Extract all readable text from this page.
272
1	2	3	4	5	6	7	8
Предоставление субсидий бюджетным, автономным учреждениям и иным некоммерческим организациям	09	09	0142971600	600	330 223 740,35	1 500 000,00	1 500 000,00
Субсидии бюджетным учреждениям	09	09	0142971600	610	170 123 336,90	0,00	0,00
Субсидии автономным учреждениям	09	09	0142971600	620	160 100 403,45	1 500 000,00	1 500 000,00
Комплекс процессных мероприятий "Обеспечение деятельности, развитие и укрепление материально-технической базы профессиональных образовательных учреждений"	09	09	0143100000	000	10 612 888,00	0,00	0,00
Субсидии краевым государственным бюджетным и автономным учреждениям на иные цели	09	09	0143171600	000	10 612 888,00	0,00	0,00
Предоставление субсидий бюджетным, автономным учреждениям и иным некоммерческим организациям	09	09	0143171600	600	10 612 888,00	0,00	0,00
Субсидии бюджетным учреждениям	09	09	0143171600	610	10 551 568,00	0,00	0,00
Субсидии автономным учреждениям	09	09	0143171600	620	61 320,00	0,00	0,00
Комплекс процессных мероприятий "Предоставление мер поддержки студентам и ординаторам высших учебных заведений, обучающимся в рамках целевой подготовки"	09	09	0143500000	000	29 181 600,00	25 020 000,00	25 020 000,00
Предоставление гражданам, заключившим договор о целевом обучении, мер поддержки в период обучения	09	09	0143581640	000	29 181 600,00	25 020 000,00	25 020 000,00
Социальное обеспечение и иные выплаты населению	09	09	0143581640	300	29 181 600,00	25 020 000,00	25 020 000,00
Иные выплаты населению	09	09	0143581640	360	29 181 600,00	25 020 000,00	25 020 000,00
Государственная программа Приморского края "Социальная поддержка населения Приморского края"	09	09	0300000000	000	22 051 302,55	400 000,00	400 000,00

━━━━

## Set problem
Looking at the data above, show all lines where the word "бюджетным" occurs.

## Task response
Предоставление субсидий бюджетным, автономным учреждениям и иным некоммерческим организациям	09	09	0142971600	600	330 223 740,35	1 500 000,00	1 500 000,00
Субсидии бюджетным учреждениям	09	09	0142971600	610	170 123 336,90	0,00	0,00
Субсидии краевым государственным бюджетным и автономным учреждениям на иные цели	09	09	0143171600	000	10 612 888,00	0,00	0,00
Предоставление субсидий бюджетным, автономным учреждениям и иным некоммерческим организациям	09	09	0143171600	600	10 612 888,00	0,00	0,00
Субсидии бюджетным учреждениям	09	09	0143171600	610	10 551 568,00	0,00	0,00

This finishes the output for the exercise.